Other big difference is performance; Prototype based classing is usually much faster, due to some overhead included in using closures. You can read about the performance differences in this article: http://blogs.msdn.com/b/kristoffer/archive/2007/02/13/javascript-prototype-versus-closure-execution-speed.aspx
Which is better can sometimes be defined by the context of their usage.
Three constraints of how I choose between Prototype and Closure methods of coding (I actively use both):
Performance/Resources
Compression requirements
Project Management
1. Performance/Resources
For a single instance of the object, either method is fine. Any speed advantages would most likely be negligible.
If I am instantiating 100,000 of these, like building a book library, then the Prototype Method would be preferred. All the .prototype. functions would only be created once, instead of these functions being created 100,000 times if using the Closure Method. Resources are not infinite.
2. Compression
Use the Closure Method if compression efficiency is important (ex: most browser libraries/modules). See below for explanation:
Compression - Prototype Method
function Book(title) {
this.title = title;
}
Book.prototype.getTitle = function () {
return this.title;
};
Is YUI compressed to
function Book(a){this.title=a}Book.prototype.getTitle=function(){return this.title};
A savings of about 18% (all spaces/tabs/returns). This method requires variables/functions to be exposed (this.variable=value) so every prototype function can access them. As such, these variables/functions can't be optimized in compression.
Compression - Closure Method
function Book(title) {
var title = title; // use var instead of this.title to make this a local variable
this.getTitle = function () {
return title;
};
}
Is YUI compressed to
function Book(a){var a=a;this.getTitle=function(){return a}};
A savings of about 33%. Local variables can be optimized. In a large module, with many support functions, this can have significant savings in compression.
3. Project Management
In a project with multiple developers, who could be working on the same module, I prefer the Prototype Method for that module, if not constrained by performance or compression.
For browser development, I can override the producton.prototype.aFunction from "production.js" in my own "test.js" (read in afterwords) for the purpose of testing or development, without having to modify the "production.js", which may be in active development by a different developer.
I'm not a big fan of complex GIT repository checkout/branch/merge/conflict flow. I prefer simple.
Also, the ability to redefine or "hijack" a module's function by a testbench can be beneficial, but too complicated to address here...
The former method is how JavaScript was intended to be used. The latter is the more modern technique, popularised in part by Douglas Crockford. This technique is much more flexible.
You could also do:
function Book(title) {
return {
getTitle: function () {
return title;
}
}
}
The returned object would just have an accessor called getTitle, which would return the argument, held in closure.
Crockford has a good page on Private Members in JavaScript - definitely worth a read to see the different options.
It's also a little bit about re-usability under the hood. In the first example with the Function.prototype property usage all the instances of the Book function-object will share the same copy of the getTitle method. While the second snippet will make the Book function execution create and keep in the heap 'bookshelf' different copies of the local closurable book object.

* _THE DATA_:

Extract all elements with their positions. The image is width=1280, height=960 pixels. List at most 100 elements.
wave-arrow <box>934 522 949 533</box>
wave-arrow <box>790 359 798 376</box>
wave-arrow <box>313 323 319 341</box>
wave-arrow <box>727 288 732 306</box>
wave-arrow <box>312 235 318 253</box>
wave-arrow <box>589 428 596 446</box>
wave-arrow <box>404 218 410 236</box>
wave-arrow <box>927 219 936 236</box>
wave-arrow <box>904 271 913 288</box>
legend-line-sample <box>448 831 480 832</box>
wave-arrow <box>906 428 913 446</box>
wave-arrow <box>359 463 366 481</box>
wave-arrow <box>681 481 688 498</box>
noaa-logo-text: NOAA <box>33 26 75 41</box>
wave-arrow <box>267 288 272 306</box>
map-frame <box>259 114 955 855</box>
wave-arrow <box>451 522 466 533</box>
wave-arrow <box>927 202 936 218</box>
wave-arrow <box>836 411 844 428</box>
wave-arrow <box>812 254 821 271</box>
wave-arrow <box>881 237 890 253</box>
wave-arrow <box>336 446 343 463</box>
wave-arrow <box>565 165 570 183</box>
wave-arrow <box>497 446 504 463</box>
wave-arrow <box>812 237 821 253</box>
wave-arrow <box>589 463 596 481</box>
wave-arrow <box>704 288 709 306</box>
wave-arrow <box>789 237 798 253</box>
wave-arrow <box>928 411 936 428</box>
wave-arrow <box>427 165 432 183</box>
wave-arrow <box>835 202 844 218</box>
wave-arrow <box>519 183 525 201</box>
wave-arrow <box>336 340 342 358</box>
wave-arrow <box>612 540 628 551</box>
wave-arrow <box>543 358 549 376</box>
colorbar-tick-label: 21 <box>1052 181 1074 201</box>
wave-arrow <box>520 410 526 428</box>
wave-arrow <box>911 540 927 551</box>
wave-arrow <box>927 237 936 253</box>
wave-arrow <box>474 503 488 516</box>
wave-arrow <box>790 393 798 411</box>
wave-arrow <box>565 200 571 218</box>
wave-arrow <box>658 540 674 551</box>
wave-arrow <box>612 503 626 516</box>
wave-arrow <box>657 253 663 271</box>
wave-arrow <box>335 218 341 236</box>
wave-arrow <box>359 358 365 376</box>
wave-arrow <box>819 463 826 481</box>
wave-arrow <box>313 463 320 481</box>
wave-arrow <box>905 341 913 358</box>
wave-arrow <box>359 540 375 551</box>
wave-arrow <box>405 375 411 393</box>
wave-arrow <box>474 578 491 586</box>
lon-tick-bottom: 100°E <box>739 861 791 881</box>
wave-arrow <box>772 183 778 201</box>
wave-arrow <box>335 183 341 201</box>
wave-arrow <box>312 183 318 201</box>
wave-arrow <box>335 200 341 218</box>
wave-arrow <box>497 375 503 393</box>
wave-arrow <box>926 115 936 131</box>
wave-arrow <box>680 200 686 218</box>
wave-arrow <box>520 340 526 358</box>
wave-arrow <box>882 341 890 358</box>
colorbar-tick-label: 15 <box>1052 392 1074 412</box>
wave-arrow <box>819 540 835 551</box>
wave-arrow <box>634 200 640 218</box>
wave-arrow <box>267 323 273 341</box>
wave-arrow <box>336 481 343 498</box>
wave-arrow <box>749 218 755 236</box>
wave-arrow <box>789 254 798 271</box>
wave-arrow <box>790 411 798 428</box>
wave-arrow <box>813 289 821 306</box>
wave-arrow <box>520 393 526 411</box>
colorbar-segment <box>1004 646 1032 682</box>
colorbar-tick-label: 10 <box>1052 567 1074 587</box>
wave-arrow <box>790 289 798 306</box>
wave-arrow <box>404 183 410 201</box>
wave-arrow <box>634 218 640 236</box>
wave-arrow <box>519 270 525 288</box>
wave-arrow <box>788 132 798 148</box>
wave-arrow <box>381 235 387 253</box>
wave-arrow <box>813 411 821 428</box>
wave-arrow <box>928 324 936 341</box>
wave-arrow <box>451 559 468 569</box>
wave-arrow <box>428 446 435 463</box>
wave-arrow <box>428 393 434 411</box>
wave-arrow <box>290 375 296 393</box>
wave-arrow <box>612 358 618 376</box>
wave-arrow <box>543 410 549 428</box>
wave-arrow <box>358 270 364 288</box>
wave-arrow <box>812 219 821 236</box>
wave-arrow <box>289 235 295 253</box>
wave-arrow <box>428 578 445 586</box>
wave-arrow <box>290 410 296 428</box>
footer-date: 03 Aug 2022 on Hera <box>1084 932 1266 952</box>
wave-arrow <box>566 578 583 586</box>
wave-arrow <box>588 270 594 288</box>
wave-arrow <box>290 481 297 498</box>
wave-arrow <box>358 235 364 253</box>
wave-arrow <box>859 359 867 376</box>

* _TASKS FOR THIS EXERCISE_:
1) Decide whether each statement agrees with the prototype-versus-closure text, answering yes or no and quoting the text's deciding words. (a) The YUI-compressed Closure Method code gives a savings of about 33%. (b) For a single instance of the object, the Prototype Method has a clear speed advantage. (c) The text favors a complex GIT checkout/branch/merge/conflict flow.
2) Repeat the portion of the prototype-versus-closure text that starts with the words containing "2. Compression" and ends with "optimized in compression.".

* _RESPONSES FOR EACH TASK_:
1)
(a) Yes: "A savings of about 33%."
(b) No: "For a single instance of the object, either method is fine. Any speed advantages would most likely be negligible."
(c) No: "I'm not a big fan of complex GIT repository checkout/branch/merge/conflict flow. I prefer simple."

2)
2. Compression
Use the Closure Method if compression efficiency is important (ex: most browser libraries/modules). See below for explanation:
Compression - Prototype Method
function Book(title) {
this.title = title;
}
Book.prototype.getTitle = function () {
return this.title;
};
Is YUI compressed to
function Book(a){this.title=a}Book.prototype.getTitle=function(){return this.title};
A savings of about 18% (all spaces/tabs/returns). This method requires variables/functions to be exposed (this.variable=value) so every prototype function can access them. As such, these variables/functions can't be optimized in compression.